REQUIREMENTS →
Transcribe the listing that follows in full, omitting pictures.

Recorded data →
- - -

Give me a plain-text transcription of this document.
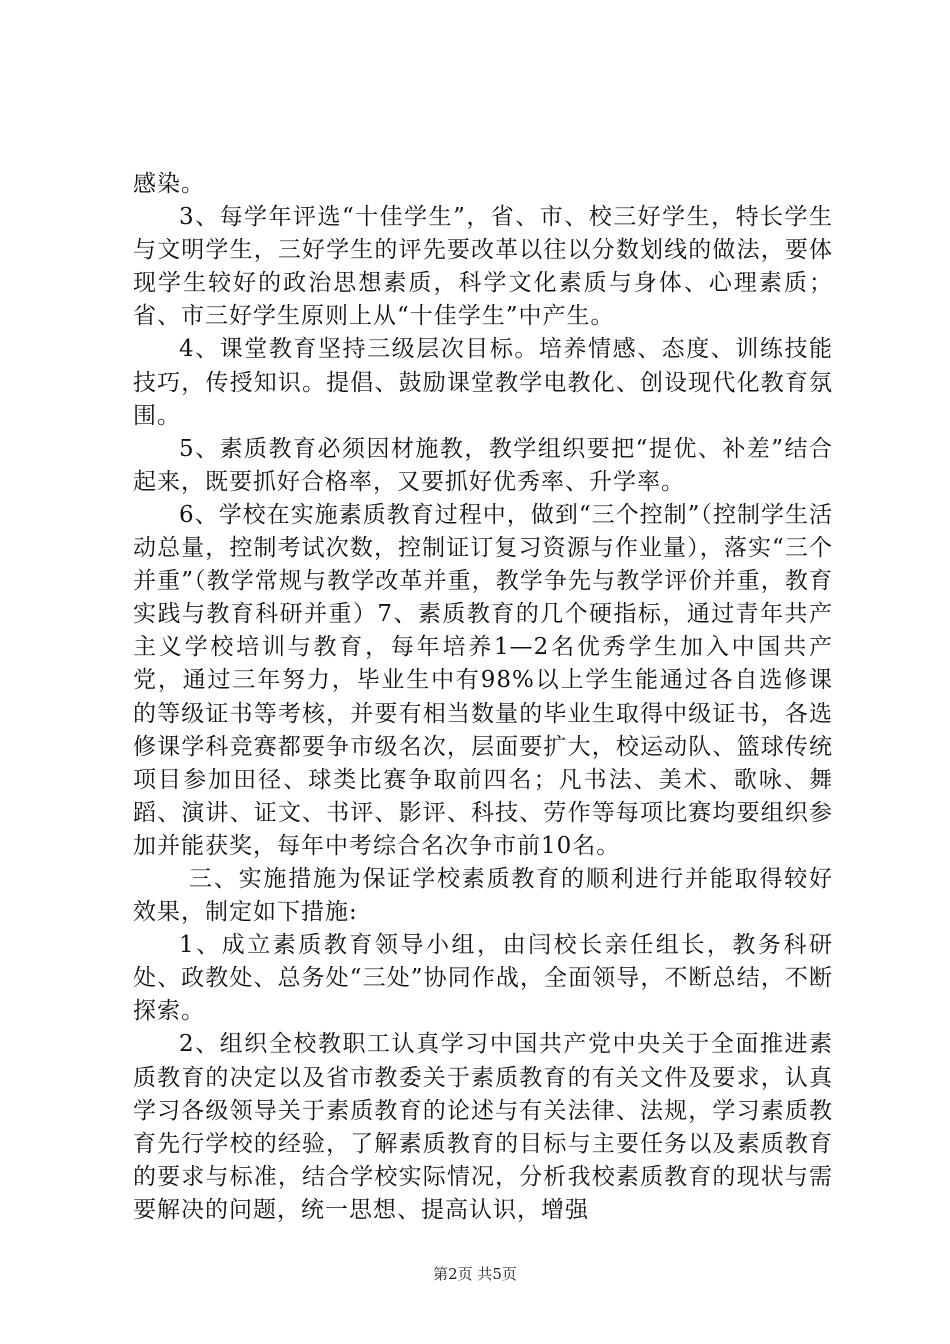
感染。

3、每学年评选“十佳学生”，省、市、校三好学生，特长学生与文明学生，三好学生的评先要改革以往以分数划线的做法，要体现学生较好的政治思想素质，科学文化素质与身体、心理素质；省、市三好学生原则上从“十佳学生”中产生。

4、课堂教育坚持三级层次目标。培养情感、态度、训练技能技巧，传授知识。提倡、鼓励课堂教学电教化、创设现代化教育氛围。

5、素质教育必须因材施教，教学组织要把“提优、补差”结合起来，既要抓好合格率，又要抓好优秀率、升学率。

6、学校在实施素质教育过程中，做到“三个控制”（控制学生活动总量，控制考试次数，控制证订复习资源与作业量），落实“三个并重”（教学常规与教学改革并重，教学争先与教学评价并重，教育实践与教育科研并重）7、素质教育的几个硬指标，通过青年共产主义学校培训与教育，每年培养1—2名优秀学生加入中国共产党，通过三年努力，毕业生中有98%以上学生能通过各自选修课的等级证书等考核，并要有相当数量的毕业生取得中级证书，各选修课学科竞赛都要争市级名次，层面要扩大，校运动队、篮球传统项目参加田径、球类比赛争取前四名；凡书法、美术、歌咏、舞蹈、演讲、证文、书评、影评、科技、劳作等每项比赛均要组织参加并能获奖，每年中考综合名次争市前10名。

三、实施措施为保证学校素质教育的顺利进行并能取得较好效果，制定如下措施:

1、成立素质教育领导小组，由闫校长亲任组长，教务科研处、政教处、总务处“三处”协同作战，全面领导，不断总结，不断探索。

2、组织全校教职工认真学习中国共产党中央关于全面推进素质教育的决定以及省市教委关于素质教育的有关文件及要求，认真学习各级领导关于素质教育的论述与有关法律、法规，学习素质教育先行学校的经验，了解素质教育的目标与主要任务以及素质教育的要求与标准，结合学校实际情况，分析我校素质教育的现状与需要解决的问题，统一思想、提高认识，增强

第2页 共5页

- - -

REPLY TO THE TASK →
Give me a plain-text transcription of this document.
感染。

3、每学年评选“十佳学生”，省、市、校三好学生，特长学生与文明学生，三好学生的评先要改革以往以分数划线的做法，要体现学生较好的政治思想素质，科学文化素质与身体、心理素质；省、市三好学生原则上从“十佳学生”中产生。

4、课堂教育坚持三级层次目标。培养情感、态度、训练技能技巧，传授知识。提倡、鼓励课堂教学电教化、创设现代化教育氛围。

5、素质教育必须因材施教，教学组织要把“提优、补差”结合起来，既要抓好合格率，又要抓好优秀率、升学率。

6、学校在实施素质教育过程中，做到“三个控制”（控制学生活动总量，控制考试次数，控制证订复习资源与作业量），落实“三个并重”（教学常规与教学改革并重，教学争先与教学评价并重，教育实践与教育科研并重）7、素质教育的几个硬指标，通过青年共产主义学校培训与教育，每年培养1—2名优秀学生加入中国共产党，通过三年努力，毕业生中有98%以上学生能通过各自选修课的等级证书等考核，并要有相当数量的毕业生取得中级证书，各选修课学科竞赛都要争市级名次，层面要扩大，校运动队、篮球传统项目参加田径、球类比赛争取前四名；凡书法、美术、歌咏、舞蹈、演讲、证文、书评、影评、科技、劳作等每项比赛均要组织参加并能获奖，每年中考综合名次争市前10名。

三、实施措施为保证学校素质教育的顺利进行并能取得较好效果，制定如下措施:

1、成立素质教育领导小组，由闫校长亲任组长，教务科研处、政教处、总务处“三处”协同作战，全面领导，不断总结，不断探索。

2、组织全校教职工认真学习中国共产党中央关于全面推进素质教育的决定以及省市教委关于素质教育的有关文件及要求，认真学习各级领导关于素质教育的论述与有关法律、法规，学习素质教育先行学校的经验，了解素质教育的目标与主要任务以及素质教育的要求与标准，结合学校实际情况，分析我校素质教育的现状与需要解决的问题，统一思想、提高认识，增强

第2页 共5页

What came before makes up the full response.